▶ [DOCUMENT TEXT]:

━━━━

Our understanding of human consciousness – what it is and how it relates to the brain’s activities – is at an early stage. Cognitive scientists have developed models to try to describe how the processes of the brain that underlie learning and remembering operate. These models are simplifications of processes that in reality are highly complex and only partially understood.

To teachers, the usefulness of such models lies in their simplicity. They describe essential aspects of how memory works that practitioners can draw upon alongside their experience and expertise to develop better informed strategies for helping students to learn.

Different Types of Memory

An especially useful model for how memory works makes a distinction between working memory and long-term memory (Atkinson and Shiffrin, 1968). We use our working memory to attend to the here and now, to filter the continuous stream of information coming in from our environment. More important information is passed to our long-term memory, the huge repository where everything we know is encoded in ‘schemas’ of related ideas, facts and procedural knowledge.

The working memory can be thought of as the site of our consciousness. The knowledge in our long-term memory lies outside of our consciousness until we recall it. For example, when asked what a panda looks like you can easily access that information from your long-term memory even though a moment ago you weren’t thinking about pandas.

Our long-term memory is apparently limitless but our working memory is extremely limited, both in terms of how much it can store and for how long (Miller, 1956). For this reason it can easily become overloaded: we have all had the experience of trying to hold a phone number in our working memory for a few seconds and losing it because of a distraction.

‘Learning’ is a process whereby information passes from the working memory to the long-term memory, where it is ‘encoded’ by linking it with what we already know. That is, we build up our knowledge gradually in ever-more-complex networks. To enable students to learn well it is helpful to understand in a little more detail how this process works.

Cognitive Load Theory: What is it and Why it Matters

One theory in particular, Sweller’s ‘Cognitive Load Theory’, has been described by Dylan Wiliam in a tweet in 2017 as ‘the single most important thing for teachers to know’. Sweller’s theory looks at our cognitive architecture and explains how we process information by connecting it to our existing knowledge through increasingly complex schemas. A single schema is like a single unit of information, and the more we know (i.e. hold in our long-term memory), the more our limited working memory is freed up to process new information. To function well, the working memory therefore depends upon the long-term memory to reduce the ‘load’ it experiences.

Learner drivers know what it is like to suffer from working memory overload when they try to attend to their feet, their hands, the road and their instructor all at once. An experienced driver by contrast can do this effortlessly even while doing something else cognitively complex, such as holding a conversation with a passenger. This is because the activities involved in driving have become fully automatic in the long-term memory, so even when paying attention to the road most of the experienced driver’s working memory is free to attend to the conversation. The more relevant knowledge we have assimilated into our long-term memory, the more effective our working memory is at processing incoming and new information. The same principle applies to students learning an academic subject.

It is easy for someone who has deep subject knowledge and can think more or less effortlessly in their discipline to underestimate how quickly a student who lacks that expertise can struggle with cognitive overload when encountering new information. To teach successfully, one needs to remain aware of what it is like not to have that knowledge or that fluency, and to know how to help one’s students to acquire it in stages.

━━━━

▶ [STORED DATA]:
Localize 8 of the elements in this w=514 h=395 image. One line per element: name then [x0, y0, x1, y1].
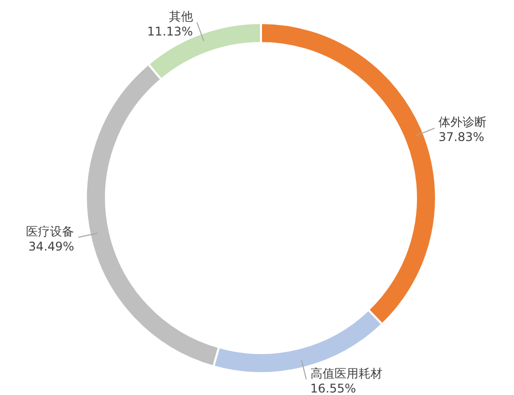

━━━━

▶ [STATED TASK 1]: How would you say "The working memory can be thought of as the site of our consciousness." from the text on memory and cognitive load in Spanish?
▶ [STATED TASK 2]: Can you transcribe the stretch of the text on memory and cognitive load from "Different Types of" through "thinking about pandas."?
The listing has no connection to the text on memory and cognitive load.

▶ [EXERCISE OUTPUT 1]: La memoria de trabajo puede concebirse como la sede de nuestra conciencia.

▶ [EXERCISE OUTPUT 2]:
Different Types of Memory

An especially useful model for how memory works makes a distinction between working memory and long-term memory (Atkinson and Shiffrin, 1968). We use our working memory to attend to the here and now, to filter the continuous stream of information coming in from our environment. More important information is passed to our long-term memory, the huge repository where everything we know is encoded in ‘schemas’ of related ideas, facts and procedural knowledge.

The working memory can be thought of as the site of our consciousness. The knowledge in our long-term memory lies outside of our consciousness until we recall it. For example, when asked what a panda looks like you can easily access that information from your long-term memory even though a moment ago you weren’t thinking about pandas.